WHAT IS BEING ASKED = Count lines holding the string "right" in the data that follows. Reply with one number only.

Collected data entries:
◆ ◆ ◆ ◆
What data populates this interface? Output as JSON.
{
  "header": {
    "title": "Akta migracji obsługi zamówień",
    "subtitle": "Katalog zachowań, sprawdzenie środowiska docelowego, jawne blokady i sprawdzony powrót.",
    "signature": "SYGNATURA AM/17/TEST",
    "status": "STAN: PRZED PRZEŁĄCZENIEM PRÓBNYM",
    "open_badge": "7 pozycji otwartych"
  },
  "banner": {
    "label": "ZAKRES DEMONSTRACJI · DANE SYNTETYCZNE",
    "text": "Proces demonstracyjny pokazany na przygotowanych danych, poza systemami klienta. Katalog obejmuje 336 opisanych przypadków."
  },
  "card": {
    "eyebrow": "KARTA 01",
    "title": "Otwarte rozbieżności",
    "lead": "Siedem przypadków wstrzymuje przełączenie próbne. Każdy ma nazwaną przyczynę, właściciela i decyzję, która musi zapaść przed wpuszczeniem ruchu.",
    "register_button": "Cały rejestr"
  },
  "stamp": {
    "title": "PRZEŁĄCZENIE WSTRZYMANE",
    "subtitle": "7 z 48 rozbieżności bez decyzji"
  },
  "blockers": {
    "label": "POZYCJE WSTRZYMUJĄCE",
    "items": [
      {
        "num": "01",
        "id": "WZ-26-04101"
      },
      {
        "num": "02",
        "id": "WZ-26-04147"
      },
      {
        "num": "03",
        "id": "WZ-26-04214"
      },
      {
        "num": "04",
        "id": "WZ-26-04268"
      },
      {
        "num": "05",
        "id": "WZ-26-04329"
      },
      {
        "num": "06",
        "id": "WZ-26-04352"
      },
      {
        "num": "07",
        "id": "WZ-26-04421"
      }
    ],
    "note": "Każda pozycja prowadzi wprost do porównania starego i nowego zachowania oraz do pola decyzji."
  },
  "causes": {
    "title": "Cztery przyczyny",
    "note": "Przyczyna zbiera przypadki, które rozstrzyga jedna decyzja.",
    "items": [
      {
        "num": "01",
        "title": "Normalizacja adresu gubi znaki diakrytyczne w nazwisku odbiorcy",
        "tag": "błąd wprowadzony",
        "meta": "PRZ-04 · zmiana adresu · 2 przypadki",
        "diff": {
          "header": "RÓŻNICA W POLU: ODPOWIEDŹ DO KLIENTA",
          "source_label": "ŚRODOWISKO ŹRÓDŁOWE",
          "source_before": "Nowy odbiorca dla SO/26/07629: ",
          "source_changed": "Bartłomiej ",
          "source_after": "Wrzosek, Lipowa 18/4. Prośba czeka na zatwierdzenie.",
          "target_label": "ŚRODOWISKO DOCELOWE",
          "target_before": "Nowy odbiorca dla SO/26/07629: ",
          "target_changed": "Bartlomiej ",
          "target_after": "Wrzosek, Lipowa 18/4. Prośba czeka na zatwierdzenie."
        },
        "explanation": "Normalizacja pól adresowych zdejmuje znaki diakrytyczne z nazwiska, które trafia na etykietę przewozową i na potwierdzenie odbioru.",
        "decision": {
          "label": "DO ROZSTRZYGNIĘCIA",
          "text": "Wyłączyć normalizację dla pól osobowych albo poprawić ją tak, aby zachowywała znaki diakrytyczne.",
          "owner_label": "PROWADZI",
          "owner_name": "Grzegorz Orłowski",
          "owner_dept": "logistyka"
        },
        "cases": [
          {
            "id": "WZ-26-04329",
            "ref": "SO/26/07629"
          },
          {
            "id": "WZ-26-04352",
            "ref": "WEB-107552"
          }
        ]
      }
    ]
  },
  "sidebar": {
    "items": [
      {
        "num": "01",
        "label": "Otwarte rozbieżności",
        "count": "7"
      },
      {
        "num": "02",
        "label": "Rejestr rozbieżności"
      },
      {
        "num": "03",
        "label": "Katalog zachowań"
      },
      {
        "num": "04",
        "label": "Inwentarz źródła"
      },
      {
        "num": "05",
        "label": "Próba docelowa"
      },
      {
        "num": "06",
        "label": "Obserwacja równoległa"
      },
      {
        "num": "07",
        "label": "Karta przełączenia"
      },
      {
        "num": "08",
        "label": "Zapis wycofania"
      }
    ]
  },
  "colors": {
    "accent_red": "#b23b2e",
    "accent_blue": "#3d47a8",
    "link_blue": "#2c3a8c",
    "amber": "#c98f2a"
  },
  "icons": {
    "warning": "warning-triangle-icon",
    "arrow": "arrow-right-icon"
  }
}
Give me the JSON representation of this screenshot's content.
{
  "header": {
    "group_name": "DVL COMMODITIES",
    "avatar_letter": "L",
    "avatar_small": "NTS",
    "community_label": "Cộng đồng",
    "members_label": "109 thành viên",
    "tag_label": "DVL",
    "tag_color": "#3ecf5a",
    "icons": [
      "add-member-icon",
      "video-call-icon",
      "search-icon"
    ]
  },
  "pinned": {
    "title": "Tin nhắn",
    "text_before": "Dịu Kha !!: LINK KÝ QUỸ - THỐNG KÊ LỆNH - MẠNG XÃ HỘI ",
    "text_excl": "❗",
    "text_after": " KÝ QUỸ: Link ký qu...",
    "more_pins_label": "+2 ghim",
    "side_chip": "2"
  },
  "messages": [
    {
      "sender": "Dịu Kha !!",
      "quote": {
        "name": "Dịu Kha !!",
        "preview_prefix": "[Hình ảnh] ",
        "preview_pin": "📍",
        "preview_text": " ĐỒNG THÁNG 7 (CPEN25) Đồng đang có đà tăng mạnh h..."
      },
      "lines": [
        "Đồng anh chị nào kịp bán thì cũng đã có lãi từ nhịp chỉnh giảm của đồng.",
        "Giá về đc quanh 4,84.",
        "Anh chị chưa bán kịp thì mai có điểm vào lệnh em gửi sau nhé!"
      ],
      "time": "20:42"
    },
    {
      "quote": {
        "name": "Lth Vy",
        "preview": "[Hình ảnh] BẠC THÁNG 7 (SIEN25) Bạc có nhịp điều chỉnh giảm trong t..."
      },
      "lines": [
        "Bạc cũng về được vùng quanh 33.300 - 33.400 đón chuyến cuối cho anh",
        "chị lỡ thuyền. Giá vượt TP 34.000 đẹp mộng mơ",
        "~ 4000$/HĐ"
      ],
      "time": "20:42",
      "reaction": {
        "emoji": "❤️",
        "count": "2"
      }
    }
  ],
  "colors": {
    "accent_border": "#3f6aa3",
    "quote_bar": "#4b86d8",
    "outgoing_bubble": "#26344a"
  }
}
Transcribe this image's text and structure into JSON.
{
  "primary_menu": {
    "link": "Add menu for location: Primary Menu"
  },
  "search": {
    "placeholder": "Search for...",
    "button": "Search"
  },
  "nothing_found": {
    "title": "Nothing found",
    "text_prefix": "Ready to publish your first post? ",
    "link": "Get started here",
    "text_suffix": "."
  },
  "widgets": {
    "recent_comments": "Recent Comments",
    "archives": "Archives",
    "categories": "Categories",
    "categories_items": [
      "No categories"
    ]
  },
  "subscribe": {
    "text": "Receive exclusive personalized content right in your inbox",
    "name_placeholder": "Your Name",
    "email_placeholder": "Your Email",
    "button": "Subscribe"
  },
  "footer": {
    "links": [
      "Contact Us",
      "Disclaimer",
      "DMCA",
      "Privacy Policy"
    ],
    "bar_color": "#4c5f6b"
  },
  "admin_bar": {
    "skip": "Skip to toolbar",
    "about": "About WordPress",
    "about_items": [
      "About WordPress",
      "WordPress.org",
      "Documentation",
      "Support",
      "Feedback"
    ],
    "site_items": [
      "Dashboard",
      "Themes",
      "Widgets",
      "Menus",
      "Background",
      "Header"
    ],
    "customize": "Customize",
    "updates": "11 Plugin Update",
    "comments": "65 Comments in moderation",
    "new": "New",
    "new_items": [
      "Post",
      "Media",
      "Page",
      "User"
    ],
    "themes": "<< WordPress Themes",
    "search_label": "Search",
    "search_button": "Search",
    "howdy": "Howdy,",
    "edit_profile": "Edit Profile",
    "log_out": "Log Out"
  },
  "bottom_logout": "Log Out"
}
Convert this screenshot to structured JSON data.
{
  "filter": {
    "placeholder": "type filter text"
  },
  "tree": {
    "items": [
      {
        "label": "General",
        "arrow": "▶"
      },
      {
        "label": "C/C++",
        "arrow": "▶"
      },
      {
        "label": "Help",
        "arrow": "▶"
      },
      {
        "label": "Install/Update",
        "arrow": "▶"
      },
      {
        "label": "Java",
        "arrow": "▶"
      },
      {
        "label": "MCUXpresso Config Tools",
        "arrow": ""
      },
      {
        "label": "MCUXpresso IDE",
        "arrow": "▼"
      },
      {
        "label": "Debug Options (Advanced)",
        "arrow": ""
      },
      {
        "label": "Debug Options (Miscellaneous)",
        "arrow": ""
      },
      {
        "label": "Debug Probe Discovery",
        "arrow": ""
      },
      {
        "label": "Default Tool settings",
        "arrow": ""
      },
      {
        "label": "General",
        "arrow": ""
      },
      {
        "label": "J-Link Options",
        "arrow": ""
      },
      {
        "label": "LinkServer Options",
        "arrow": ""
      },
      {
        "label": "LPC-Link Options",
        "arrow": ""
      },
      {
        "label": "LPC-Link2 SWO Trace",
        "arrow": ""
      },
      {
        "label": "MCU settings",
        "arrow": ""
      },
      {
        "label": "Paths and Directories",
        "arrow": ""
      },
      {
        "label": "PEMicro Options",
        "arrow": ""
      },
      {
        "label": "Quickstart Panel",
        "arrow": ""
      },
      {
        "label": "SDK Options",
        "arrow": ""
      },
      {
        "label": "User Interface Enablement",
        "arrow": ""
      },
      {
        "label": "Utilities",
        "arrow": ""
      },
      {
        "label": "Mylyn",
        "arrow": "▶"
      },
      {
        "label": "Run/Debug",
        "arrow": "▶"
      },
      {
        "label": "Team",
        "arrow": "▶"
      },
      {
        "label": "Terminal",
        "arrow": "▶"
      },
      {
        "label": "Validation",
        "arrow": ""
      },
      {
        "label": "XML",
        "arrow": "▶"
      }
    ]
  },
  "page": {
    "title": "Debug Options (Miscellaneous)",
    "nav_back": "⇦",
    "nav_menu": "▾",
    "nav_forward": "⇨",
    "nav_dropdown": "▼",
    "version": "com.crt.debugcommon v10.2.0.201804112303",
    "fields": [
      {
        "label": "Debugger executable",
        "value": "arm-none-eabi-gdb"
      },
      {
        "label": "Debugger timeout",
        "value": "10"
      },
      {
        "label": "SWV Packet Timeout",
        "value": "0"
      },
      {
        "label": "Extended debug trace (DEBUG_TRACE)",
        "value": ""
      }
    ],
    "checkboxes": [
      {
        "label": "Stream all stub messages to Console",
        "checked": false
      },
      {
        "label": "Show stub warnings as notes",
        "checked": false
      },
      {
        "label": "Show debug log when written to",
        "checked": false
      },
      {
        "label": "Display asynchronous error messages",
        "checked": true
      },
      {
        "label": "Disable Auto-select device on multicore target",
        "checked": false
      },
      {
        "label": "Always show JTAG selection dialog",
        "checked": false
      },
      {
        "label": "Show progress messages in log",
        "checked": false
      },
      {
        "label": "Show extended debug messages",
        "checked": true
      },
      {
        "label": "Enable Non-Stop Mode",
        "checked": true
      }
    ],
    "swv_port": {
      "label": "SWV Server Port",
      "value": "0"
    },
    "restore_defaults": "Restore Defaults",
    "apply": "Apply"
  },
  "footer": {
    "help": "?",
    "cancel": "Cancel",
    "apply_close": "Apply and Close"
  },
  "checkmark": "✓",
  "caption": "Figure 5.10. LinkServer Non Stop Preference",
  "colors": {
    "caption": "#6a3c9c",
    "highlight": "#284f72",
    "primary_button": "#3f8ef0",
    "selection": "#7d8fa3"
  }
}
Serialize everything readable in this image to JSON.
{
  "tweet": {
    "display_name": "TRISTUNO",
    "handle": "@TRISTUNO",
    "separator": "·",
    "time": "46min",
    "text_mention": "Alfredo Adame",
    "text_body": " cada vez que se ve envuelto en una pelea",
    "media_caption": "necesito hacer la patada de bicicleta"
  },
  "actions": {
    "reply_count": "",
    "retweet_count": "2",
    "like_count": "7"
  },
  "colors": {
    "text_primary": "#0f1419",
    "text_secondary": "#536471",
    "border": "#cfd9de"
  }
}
◆ ◆ ◆ ◆
PROBLEM SOLUTION = 2